[Belirtilen Amaç 1]
Norveç fiyortları yazısına göre fiyortların her biri hangi listede yer alıyor?

[Belge Bölümü]
::::::
Gürdüğümde ilk anımsadığım,
ilkokulda çizdiğim ve aralarından da suları akıttığım dağ resimleri oldu…
Norveç fiyortları…
Her biri ‘UNESCO Dünya Mirası’ listesinde.
Doğanın gücü…
Güzeller güzeli yüzü…
Büyüleyici doğa oluşumu…
Oluşumları mı?
Buzulların erimesi ve nefes kesici dik yamaçlarla çevrili dar vadilerin derin su kütlesiyle dolması…
Okyanus ve denizlerden kilometrelerce derinlere sokulan sular…
Daralan, genişleyen bazen 1000 metreyi geçen bir derinlik…
Dingin bir mavilik…
Çevresindeki yeşil dağlar,
hırçın dik kaya kütleleri…
Ve kısa aralıklarla 100-200 metre yüksekliklerden bazen süzülen, bazen gürül gürül düşen şelaleler…
Bu büyüleyici güzellikteki şelalelere de şiirsel adlar yakıştırılmış:
“Gelin Duvağı” gibi…
Doğanın kalp atışını duyuyor ve sadece bir şey hissediyorsunuz:
Huzur…
Hiç bitmesini istemediğiniz yolculuklarınız oldu mu?
Nuran ile, büyüleyici güzellikler arasında Oslo’dan Bergen’e gidiyoruz.
::::::
[Sağlanan Kayıtlar]
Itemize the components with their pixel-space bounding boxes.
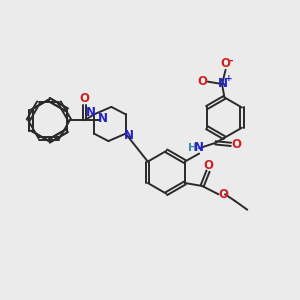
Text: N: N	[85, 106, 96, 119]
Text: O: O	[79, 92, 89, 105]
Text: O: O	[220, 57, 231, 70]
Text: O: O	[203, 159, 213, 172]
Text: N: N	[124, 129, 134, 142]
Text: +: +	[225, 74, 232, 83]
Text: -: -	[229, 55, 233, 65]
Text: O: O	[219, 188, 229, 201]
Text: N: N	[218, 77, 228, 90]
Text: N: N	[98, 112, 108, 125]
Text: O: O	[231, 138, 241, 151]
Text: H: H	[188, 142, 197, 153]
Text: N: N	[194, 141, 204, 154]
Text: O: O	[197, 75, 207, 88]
::::::
[Belirtilen Amaç 2]
Kayıtlarda "106, 96, 119]" geçen satırdan "141, 204, 154]" geçen satıra kadar, iki uç satır da dahil, "Text" yerine "Etiket" koyup geri kalan her şeyi aynen bırakarak yalnızca bu satırları yeniden yazar mısınız?

[Tam Yanıt 1]
‘UNESCO Dünya Mirası’ listesinde.

[Tam Yanıt 2]
Etiket: N: N	[85, 106, 96, 119]
Etiket: O: O	[79, 92, 89, 105]
Etiket: O: O	[220, 57, 231, 70]
Etiket: O: O	[203, 159, 213, 172]
Etiket: N: N	[124, 129, 134, 142]
Etiket: +: +	[225, 74, 232, 83]
Etiket: -: -	[229, 55, 233, 65]
Etiket: O: O	[219, 188, 229, 201]
Etiket: N: N	[218, 77, 228, 90]
Etiket: N: N	[98, 112, 108, 125]
Etiket: O: O	[231, 138, 241, 151]
Etiket: H: H	[188, 142, 197, 153]
Etiket: N: N	[194, 141, 204, 154]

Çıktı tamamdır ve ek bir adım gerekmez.